Lines of data:
↓

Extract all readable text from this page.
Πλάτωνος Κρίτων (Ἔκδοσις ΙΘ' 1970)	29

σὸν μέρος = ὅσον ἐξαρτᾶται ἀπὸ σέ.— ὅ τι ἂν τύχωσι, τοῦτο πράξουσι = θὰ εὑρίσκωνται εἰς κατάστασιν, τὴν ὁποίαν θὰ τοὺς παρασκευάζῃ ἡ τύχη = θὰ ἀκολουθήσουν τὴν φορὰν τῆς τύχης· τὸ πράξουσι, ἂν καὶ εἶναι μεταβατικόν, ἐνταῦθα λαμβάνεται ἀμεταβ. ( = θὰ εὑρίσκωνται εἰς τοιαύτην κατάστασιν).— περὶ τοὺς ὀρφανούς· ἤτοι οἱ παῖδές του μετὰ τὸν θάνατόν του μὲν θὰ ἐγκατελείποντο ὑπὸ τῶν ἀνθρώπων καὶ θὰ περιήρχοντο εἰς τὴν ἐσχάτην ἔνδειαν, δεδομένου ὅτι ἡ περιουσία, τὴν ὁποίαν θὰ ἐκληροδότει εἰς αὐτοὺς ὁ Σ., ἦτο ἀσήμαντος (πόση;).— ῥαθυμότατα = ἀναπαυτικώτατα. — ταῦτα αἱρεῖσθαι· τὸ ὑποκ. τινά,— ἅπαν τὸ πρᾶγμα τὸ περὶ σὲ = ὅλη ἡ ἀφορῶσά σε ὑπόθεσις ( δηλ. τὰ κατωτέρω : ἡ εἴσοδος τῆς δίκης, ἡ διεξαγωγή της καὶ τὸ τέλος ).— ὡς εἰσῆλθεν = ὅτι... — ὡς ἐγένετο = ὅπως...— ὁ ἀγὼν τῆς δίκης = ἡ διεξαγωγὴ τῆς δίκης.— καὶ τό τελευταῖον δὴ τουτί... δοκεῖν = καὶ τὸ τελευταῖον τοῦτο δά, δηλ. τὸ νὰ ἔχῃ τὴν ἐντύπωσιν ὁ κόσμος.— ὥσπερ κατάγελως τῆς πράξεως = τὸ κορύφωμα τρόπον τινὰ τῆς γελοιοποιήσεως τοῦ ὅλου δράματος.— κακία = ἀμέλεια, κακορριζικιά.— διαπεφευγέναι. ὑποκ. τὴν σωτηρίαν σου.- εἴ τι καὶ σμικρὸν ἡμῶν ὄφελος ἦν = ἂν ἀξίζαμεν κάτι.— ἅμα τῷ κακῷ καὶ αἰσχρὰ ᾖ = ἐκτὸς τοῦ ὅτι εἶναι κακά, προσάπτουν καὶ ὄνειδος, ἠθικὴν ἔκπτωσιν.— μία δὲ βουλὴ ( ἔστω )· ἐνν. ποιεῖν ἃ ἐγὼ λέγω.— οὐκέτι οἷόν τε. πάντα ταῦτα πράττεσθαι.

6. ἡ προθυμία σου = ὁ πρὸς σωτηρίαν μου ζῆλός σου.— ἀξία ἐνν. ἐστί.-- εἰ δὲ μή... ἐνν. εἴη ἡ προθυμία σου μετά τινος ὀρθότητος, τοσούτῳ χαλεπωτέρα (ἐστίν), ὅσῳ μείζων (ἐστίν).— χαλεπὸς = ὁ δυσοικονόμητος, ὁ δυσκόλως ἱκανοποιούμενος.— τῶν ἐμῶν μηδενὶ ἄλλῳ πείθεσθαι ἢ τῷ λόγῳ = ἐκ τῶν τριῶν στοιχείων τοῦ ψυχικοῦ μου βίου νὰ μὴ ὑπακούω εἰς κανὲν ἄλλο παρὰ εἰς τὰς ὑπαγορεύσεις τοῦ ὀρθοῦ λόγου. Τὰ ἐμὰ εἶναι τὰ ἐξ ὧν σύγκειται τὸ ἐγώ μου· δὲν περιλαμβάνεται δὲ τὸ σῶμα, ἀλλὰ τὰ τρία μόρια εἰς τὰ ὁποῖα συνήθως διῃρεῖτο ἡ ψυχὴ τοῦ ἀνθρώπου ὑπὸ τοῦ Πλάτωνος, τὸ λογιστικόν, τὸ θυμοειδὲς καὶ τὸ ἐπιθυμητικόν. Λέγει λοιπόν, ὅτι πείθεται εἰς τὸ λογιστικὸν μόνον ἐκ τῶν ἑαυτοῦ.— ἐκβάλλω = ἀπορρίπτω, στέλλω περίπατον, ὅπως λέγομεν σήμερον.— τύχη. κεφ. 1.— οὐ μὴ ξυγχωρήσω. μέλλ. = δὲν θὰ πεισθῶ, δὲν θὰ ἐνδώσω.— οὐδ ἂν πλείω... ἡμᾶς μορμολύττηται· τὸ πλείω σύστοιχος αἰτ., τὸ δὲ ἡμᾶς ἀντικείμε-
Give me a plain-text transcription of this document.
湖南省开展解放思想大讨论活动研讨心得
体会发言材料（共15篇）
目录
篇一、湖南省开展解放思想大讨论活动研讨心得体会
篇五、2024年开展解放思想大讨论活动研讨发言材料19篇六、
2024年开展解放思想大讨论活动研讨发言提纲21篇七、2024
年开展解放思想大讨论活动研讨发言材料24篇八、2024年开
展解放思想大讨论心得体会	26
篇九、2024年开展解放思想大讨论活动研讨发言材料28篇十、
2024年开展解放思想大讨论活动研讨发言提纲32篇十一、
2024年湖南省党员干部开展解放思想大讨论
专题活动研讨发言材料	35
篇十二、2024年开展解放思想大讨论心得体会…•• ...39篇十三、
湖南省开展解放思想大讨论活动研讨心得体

↑

» **WORK TO DO**
The records above should all be quoted exactly, please.

» **TASK OUTPUT**
Extract all readable text from this page.
Πλάτωνος Κρίτων (Ἔκδοσις ΙΘ' 1970)	29

σὸν μέρος = ὅσον ἐξαρτᾶται ἀπὸ σέ.— ὅ τι ἂν τύχωσι, τοῦτο πράξουσι = θὰ εὑρίσκωνται εἰς κατάστασιν, τὴν ὁποίαν θὰ τοὺς παρασκευάζῃ ἡ τύχη = θὰ ἀκολουθήσουν τὴν φορὰν τῆς τύχης· τὸ πράξουσι, ἂν καὶ εἶναι μεταβατικόν, ἐνταῦθα λαμβάνεται ἀμεταβ. ( = θὰ εὑρίσκωνται εἰς τοιαύτην κατάστασιν).— περὶ τοὺς ὀρφανούς· ἤτοι οἱ παῖδές του μετὰ τὸν θάνατόν του μὲν θὰ ἐγκατελείποντο ὑπὸ τῶν ἀνθρώπων καὶ θὰ περιήρχοντο εἰς τὴν ἐσχάτην ἔνδειαν, δεδομένου ὅτι ἡ περιουσία, τὴν ὁποίαν θὰ ἐκληροδότει εἰς αὐτοὺς ὁ Σ., ἦτο ἀσήμαντος (πόση;).— ῥαθυμότατα = ἀναπαυτικώτατα. — ταῦτα αἱρεῖσθαι· τὸ ὑποκ. τινά,— ἅπαν τὸ πρᾶγμα τὸ περὶ σὲ = ὅλη ἡ ἀφορῶσά σε ὑπόθεσις ( δηλ. τὰ κατωτέρω : ἡ εἴσοδος τῆς δίκης, ἡ διεξαγωγή της καὶ τὸ τέλος ).— ὡς εἰσῆλθεν = ὅτι... — ὡς ἐγένετο = ὅπως...— ὁ ἀγὼν τῆς δίκης = ἡ διεξαγωγὴ τῆς δίκης.— καὶ τό τελευταῖον δὴ τουτί... δοκεῖν = καὶ τὸ τελευταῖον τοῦτο δά, δηλ. τὸ νὰ ἔχῃ τὴν ἐντύπωσιν ὁ κόσμος.— ὥσπερ κατάγελως τῆς πράξεως = τὸ κορύφωμα τρόπον τινὰ τῆς γελοιοποιήσεως τοῦ ὅλου δράματος.— κακία = ἀμέλεια, κακορριζικιά.— διαπεφευγέναι. ὑποκ. τὴν σωτηρίαν σου.- εἴ τι καὶ σμικρὸν ἡμῶν ὄφελος ἦν = ἂν ἀξίζαμεν κάτι.— ἅμα τῷ κακῷ καὶ αἰσχρὰ ᾖ = ἐκτὸς τοῦ ὅτι εἶναι κακά, προσάπτουν καὶ ὄνειδος, ἠθικὴν ἔκπτωσιν.— μία δὲ βουλὴ ( ἔστω )· ἐνν. ποιεῖν ἃ ἐγὼ λέγω.— οὐκέτι οἷόν τε. πάντα ταῦτα πράττεσθαι.

6. ἡ προθυμία σου = ὁ πρὸς σωτηρίαν μου ζῆλός σου.— ἀξία ἐνν. ἐστί.-- εἰ δὲ μή... ἐνν. εἴη ἡ προθυμία σου μετά τινος ὀρθότητος, τοσούτῳ χαλεπωτέρα (ἐστίν), ὅσῳ μείζων (ἐστίν).— χαλεπὸς = ὁ δυσοικονόμητος, ὁ δυσκόλως ἱκανοποιούμενος.— τῶν ἐμῶν μηδενὶ ἄλλῳ πείθεσθαι ἢ τῷ λόγῳ = ἐκ τῶν τριῶν στοιχείων τοῦ ψυχικοῦ μου βίου νὰ μὴ ὑπακούω εἰς κανὲν ἄλλο παρὰ εἰς τὰς ὑπαγορεύσεις τοῦ ὀρθοῦ λόγου. Τὰ ἐμὰ εἶναι τὰ ἐξ ὧν σύγκειται τὸ ἐγώ μου· δὲν περιλαμβάνεται δὲ τὸ σῶμα, ἀλλὰ τὰ τρία μόρια εἰς τὰ ὁποῖα συνήθως διῃρεῖτο ἡ ψυχὴ τοῦ ἀνθρώπου ὑπὸ τοῦ Πλάτωνος, τὸ λογιστικόν, τὸ θυμοειδὲς καὶ τὸ ἐπιθυμητικόν. Λέγει λοιπόν, ὅτι πείθεται εἰς τὸ λογιστικὸν μόνον ἐκ τῶν ἑαυτοῦ.— ἐκβάλλω = ἀπορρίπτω, στέλλω περίπατον, ὅπως λέγομεν σήμερον.— τύχη. κεφ. 1.— οὐ μὴ ξυγχωρήσω. μέλλ. = δὲν θὰ πεισθῶ, δὲν θὰ ἐνδώσω.— οὐδ ἂν πλείω... ἡμᾶς μορμολύττηται· τὸ πλείω σύστοιχος αἰτ., τὸ δὲ ἡμᾶς ἀντικείμε-
Give me a plain-text transcription of this document.
湖南省开展解放思想大讨论活动研讨心得
体会发言材料（共15篇）
目录
篇一、湖南省开展解放思想大讨论活动研讨心得体会
篇五、2024年开展解放思想大讨论活动研讨发言材料19篇六、
2024年开展解放思想大讨论活动研讨发言提纲21篇七、2024
年开展解放思想大讨论活动研讨发言材料24篇八、2024年开
展解放思想大讨论心得体会	26
篇九、2024年开展解放思想大讨论活动研讨发言材料28篇十、
2024年开展解放思想大讨论活动研讨发言提纲32篇十一、
2024年湖南省党员干部开展解放思想大讨论
专题活动研讨发言材料	35
篇十二、2024年开展解放思想大讨论心得体会…•• ...39篇十三、
湖南省开展解放思想大讨论活动研讨心得体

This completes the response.